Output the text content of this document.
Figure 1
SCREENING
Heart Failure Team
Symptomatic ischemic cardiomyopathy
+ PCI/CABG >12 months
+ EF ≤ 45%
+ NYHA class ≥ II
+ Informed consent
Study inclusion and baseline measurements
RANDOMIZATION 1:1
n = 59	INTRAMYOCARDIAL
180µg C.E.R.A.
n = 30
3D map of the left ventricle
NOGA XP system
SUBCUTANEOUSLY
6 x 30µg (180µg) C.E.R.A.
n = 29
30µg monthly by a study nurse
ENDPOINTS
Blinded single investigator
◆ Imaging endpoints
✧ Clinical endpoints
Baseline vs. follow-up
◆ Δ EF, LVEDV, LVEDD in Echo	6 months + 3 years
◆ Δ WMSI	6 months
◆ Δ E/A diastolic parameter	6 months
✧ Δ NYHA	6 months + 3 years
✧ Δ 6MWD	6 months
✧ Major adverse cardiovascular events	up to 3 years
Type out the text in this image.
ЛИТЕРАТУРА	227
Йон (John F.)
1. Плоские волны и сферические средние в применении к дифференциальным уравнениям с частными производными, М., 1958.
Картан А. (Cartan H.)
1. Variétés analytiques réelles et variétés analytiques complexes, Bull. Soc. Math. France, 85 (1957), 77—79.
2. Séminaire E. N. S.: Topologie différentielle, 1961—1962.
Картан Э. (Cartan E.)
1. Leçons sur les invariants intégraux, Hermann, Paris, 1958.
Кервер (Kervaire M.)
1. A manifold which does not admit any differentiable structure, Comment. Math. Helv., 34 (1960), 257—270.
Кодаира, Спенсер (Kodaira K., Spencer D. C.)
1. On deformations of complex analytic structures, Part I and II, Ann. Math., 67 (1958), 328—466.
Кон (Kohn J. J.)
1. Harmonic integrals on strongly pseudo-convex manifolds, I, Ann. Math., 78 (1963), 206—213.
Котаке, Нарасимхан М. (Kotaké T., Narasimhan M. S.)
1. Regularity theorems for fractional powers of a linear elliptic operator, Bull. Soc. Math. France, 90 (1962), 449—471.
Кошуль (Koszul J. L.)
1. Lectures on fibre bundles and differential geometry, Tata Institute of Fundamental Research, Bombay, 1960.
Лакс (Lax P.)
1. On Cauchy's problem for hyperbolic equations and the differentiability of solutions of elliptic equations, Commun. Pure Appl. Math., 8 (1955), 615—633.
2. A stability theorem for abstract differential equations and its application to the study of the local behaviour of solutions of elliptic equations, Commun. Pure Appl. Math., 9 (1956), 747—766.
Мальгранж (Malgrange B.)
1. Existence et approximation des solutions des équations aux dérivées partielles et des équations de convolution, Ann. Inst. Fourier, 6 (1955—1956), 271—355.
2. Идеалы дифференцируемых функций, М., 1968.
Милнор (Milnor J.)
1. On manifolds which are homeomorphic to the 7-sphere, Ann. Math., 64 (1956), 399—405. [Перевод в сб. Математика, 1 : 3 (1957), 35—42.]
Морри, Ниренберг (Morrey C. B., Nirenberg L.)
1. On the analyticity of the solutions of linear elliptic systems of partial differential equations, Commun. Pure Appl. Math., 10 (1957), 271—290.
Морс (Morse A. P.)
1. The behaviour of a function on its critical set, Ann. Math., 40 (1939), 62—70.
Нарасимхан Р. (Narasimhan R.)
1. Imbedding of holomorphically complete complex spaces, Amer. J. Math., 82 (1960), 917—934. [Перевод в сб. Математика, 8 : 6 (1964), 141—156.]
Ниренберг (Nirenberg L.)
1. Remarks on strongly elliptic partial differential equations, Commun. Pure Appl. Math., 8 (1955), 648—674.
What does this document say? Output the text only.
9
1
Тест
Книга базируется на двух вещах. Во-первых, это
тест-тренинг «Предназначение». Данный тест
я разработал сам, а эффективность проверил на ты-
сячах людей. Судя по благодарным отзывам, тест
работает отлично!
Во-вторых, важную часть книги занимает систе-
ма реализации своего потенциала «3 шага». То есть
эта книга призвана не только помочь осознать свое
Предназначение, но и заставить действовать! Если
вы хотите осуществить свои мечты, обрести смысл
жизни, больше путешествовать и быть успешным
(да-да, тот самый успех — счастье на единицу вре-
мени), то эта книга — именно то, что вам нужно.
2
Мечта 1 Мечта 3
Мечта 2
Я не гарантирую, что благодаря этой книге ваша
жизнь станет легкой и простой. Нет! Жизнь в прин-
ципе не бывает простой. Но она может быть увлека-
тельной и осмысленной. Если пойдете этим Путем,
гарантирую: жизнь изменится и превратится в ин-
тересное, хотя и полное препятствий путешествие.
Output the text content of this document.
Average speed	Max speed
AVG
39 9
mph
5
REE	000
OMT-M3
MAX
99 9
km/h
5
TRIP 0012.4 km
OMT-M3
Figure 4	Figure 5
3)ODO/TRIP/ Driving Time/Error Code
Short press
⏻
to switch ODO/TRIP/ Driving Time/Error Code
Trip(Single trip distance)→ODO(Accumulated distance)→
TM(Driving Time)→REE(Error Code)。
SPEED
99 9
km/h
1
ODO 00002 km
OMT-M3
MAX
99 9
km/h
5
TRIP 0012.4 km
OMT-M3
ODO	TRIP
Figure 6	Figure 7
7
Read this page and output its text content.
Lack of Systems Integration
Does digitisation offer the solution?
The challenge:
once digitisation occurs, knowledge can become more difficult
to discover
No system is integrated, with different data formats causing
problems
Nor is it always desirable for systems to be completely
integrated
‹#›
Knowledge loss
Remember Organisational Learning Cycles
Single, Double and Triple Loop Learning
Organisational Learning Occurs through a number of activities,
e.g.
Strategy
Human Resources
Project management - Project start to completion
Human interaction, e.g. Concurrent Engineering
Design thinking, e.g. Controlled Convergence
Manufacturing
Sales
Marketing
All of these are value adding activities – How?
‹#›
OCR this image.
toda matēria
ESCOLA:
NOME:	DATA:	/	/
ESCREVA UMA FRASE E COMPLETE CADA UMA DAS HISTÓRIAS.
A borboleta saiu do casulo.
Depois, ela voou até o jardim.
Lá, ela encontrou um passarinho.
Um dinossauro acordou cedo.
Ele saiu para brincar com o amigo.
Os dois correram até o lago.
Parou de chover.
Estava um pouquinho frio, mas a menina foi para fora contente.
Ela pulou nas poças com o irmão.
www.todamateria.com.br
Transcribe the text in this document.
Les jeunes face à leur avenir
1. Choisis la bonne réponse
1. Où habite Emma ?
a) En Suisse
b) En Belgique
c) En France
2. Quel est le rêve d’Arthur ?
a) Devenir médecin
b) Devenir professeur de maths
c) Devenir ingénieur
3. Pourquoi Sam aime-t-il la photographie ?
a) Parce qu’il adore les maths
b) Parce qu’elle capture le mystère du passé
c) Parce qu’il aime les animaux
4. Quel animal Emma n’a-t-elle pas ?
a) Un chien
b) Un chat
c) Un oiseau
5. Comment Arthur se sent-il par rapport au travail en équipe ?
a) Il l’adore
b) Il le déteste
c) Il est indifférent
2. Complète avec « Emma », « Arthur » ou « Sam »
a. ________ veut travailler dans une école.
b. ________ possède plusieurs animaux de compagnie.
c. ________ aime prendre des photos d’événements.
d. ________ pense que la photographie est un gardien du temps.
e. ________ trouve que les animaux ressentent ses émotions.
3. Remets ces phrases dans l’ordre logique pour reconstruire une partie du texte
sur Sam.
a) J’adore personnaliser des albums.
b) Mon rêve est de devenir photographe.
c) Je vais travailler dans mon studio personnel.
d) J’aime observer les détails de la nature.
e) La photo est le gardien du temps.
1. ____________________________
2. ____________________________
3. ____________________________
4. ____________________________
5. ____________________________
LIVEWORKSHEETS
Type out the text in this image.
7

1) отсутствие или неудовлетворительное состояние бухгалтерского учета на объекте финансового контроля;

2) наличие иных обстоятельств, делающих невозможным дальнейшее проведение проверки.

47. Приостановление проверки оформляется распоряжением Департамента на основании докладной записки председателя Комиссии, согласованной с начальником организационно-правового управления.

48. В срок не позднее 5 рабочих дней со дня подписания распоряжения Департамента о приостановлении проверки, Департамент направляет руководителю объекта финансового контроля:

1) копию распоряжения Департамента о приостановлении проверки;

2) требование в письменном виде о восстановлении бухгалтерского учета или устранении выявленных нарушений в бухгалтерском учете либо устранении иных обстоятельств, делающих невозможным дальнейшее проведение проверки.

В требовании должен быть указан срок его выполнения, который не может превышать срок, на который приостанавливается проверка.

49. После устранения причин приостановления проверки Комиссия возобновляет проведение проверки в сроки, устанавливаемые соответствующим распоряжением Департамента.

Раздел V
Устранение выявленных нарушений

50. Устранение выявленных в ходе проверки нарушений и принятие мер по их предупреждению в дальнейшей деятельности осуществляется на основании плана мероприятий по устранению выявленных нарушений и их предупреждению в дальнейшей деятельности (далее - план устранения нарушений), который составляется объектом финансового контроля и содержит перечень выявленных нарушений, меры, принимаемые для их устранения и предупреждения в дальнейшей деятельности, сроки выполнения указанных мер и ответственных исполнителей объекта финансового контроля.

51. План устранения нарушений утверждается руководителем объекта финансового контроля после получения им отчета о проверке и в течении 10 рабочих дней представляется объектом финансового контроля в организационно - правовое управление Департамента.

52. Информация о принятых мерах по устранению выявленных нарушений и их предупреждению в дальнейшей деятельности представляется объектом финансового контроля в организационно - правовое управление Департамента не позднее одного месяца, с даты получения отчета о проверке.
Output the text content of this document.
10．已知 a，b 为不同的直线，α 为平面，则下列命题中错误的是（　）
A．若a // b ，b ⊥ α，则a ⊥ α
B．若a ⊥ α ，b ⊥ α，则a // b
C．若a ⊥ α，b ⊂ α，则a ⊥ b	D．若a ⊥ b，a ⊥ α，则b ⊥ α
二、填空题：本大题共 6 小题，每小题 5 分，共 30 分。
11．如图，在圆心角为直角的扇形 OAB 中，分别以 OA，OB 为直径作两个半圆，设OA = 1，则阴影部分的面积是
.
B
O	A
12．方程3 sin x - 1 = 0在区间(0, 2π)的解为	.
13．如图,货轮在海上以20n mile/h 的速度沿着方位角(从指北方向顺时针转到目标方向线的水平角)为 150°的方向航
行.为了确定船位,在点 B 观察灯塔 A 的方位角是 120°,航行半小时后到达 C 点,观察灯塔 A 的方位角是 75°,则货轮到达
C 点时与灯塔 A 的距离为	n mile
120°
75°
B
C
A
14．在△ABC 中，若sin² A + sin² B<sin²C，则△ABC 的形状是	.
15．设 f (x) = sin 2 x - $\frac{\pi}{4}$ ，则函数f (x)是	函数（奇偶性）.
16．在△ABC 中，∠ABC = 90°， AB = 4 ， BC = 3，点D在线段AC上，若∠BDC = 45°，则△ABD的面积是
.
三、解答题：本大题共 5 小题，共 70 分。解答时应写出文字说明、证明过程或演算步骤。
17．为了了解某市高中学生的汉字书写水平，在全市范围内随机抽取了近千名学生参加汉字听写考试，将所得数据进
++++
→ What to work on: Each line in the listing above either holds the string "Learning" or does not; state how many do, giving the number only.

→ Answer below: 3